Yönerge:
Aşağıdaki kayıtların bütün satırlarını hiçbir şeyi değiştirmeden yazın. Resimleri cevaba almayın.

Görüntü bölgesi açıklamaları

──────────

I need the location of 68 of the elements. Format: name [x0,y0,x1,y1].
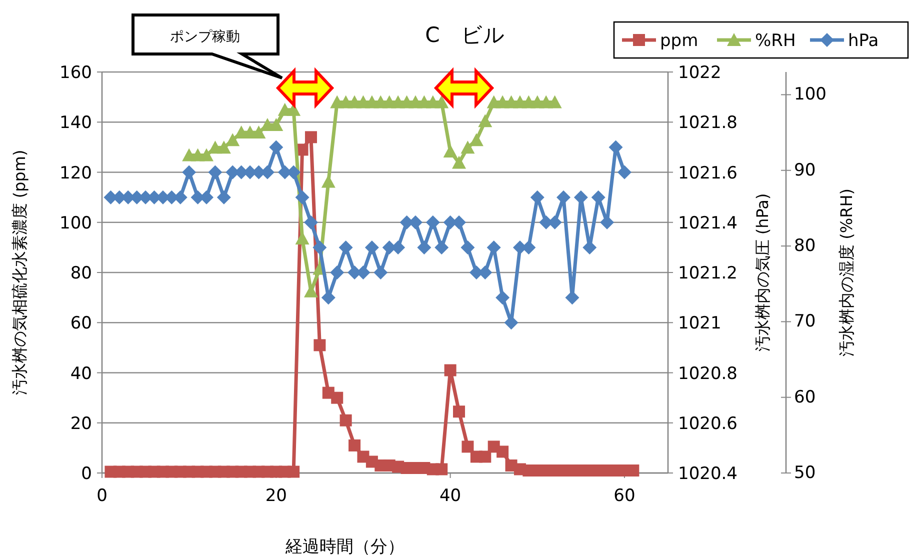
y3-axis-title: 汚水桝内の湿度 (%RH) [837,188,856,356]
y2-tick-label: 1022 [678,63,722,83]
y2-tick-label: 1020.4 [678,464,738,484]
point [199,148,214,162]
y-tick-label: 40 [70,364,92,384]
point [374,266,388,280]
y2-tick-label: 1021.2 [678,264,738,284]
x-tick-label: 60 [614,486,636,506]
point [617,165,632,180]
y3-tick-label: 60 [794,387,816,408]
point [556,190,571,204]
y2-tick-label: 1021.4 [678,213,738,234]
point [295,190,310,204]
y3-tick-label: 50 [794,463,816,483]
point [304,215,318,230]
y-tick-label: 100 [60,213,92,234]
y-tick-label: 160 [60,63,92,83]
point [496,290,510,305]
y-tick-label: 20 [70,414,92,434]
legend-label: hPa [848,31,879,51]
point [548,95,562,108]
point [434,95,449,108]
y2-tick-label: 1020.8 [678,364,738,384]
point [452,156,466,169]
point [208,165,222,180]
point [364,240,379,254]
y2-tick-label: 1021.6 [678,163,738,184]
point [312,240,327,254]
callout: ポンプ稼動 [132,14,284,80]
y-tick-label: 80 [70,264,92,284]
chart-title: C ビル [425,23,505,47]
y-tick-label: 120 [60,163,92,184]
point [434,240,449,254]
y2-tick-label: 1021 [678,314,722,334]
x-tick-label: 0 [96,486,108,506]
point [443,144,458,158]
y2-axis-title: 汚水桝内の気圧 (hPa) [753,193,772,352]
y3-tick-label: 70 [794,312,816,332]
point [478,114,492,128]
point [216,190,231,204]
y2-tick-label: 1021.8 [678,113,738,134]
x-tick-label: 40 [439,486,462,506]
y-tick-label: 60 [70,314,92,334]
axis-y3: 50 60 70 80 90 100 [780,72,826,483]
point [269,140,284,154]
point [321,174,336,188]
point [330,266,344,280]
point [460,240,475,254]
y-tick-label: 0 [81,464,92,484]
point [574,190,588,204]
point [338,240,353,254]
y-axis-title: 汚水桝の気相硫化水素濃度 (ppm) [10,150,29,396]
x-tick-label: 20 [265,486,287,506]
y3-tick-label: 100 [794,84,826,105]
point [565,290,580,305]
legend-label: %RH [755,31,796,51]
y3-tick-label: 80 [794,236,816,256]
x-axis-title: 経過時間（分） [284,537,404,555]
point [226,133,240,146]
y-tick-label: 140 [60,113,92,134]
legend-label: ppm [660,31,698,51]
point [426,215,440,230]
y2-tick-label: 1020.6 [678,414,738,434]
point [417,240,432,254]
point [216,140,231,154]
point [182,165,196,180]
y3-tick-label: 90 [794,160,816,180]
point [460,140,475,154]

──────────

Alıştırma cevabı:
I need the location of 68 of the elements. Format: name [x0,y0,x1,y1].
y3-axis-title: 汚水桝内の湿度 (%RH) [837,188,856,356]
y2-tick-label: 1022 [678,63,722,83]
y2-tick-label: 1020.4 [678,464,738,484]
point [199,148,214,162]
y-tick-label: 40 [70,364,92,384]
point [374,266,388,280]
y2-tick-label: 1021.2 [678,264,738,284]
x-tick-label: 60 [614,486,636,506]
point [617,165,632,180]
y3-tick-label: 60 [794,387,816,408]
point [556,190,571,204]
y2-tick-label: 1021.4 [678,213,738,234]
point [295,190,310,204]
y3-tick-label: 50 [794,463,816,483]
point [304,215,318,230]
y-tick-label: 100 [60,213,92,234]
y-tick-label: 160 [60,63,92,83]
point [496,290,510,305]
y-tick-label: 20 [70,414,92,434]
legend-label: hPa [848,31,879,51]
point [548,95,562,108]
point [434,95,449,108]
y2-tick-label: 1020.8 [678,364,738,384]
point [452,156,466,169]
point [208,165,222,180]
point [364,240,379,254]
y2-tick-label: 1021.6 [678,163,738,184]
point [312,240,327,254]
callout: ポンプ稼動 [132,14,284,80]
y-tick-label: 80 [70,264,92,284]
chart-title: C ビル [425,23,505,47]
y-tick-label: 120 [60,163,92,184]
point [434,240,449,254]
y2-tick-label: 1021 [678,314,722,334]
x-tick-label: 0 [96,486,108,506]
point [443,144,458,158]
y2-axis-title: 汚水桝内の気圧 (hPa) [753,193,772,352]
y3-tick-label: 70 [794,312,816,332]
point [478,114,492,128]
point [216,190,231,204]
y2-tick-label: 1021.8 [678,113,738,134]
x-tick-label: 40 [439,486,462,506]
y-tick-label: 60 [70,314,92,334]
axis-y3: 50 60 70 80 90 100 [780,72,826,483]
point [269,140,284,154]
point [321,174,336,188]
point [330,266,344,280]
point [460,240,475,254]
y-tick-label: 0 [81,464,92,484]
point [574,190,588,204]
point [338,240,353,254]
y-axis-title: 汚水桝の気相硫化水素濃度 (ppm) [10,150,29,396]
x-tick-label: 20 [265,486,287,506]
y3-tick-label: 100 [794,84,826,105]
point [565,290,580,305]
legend-label: %RH [755,31,796,51]
y3-tick-label: 80 [794,236,816,256]
x-axis-title: 経過時間（分） [284,537,404,555]
point [226,133,240,146]
y-tick-label: 140 [60,113,92,134]
legend-label: ppm [660,31,698,51]
point [426,215,440,230]
y2-tick-label: 1020.6 [678,414,738,434]
point [417,240,432,254]
point [216,140,231,154]
point [182,165,196,180]
y3-tick-label: 90 [794,160,816,180]
point [460,140,475,154]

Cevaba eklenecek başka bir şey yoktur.